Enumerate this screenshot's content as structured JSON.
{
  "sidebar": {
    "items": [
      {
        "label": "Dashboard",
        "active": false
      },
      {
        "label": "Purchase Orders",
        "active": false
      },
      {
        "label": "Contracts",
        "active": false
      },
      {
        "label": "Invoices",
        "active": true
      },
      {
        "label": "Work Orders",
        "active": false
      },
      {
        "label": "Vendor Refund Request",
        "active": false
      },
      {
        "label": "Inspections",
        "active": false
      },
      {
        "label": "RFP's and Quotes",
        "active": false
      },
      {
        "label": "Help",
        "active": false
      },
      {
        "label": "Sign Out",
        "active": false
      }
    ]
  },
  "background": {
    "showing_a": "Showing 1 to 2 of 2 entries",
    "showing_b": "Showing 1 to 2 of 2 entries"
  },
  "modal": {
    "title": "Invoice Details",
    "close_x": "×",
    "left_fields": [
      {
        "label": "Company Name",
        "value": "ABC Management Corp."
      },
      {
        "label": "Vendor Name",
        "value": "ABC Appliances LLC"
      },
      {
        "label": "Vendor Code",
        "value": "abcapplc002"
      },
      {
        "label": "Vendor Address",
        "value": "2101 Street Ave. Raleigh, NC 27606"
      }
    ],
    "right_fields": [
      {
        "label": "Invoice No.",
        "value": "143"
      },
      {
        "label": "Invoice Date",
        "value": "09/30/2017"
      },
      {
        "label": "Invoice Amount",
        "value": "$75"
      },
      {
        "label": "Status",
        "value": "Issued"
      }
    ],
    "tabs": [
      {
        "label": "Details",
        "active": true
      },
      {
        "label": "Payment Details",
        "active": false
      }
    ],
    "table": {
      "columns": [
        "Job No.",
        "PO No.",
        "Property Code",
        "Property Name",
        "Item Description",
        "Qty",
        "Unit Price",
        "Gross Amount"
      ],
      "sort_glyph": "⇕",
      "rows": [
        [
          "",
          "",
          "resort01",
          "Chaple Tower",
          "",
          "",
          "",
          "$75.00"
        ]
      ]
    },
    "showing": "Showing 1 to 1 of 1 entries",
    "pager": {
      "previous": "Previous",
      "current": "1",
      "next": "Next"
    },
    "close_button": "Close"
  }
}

---

Given request =
Pull every line containing the word "Vendor" out of the entries above.

Correct output =
        "label": "Vendor Refund Request",
        "label": "Vendor Name",
        "label": "Vendor Code",
        "label": "Vendor Address",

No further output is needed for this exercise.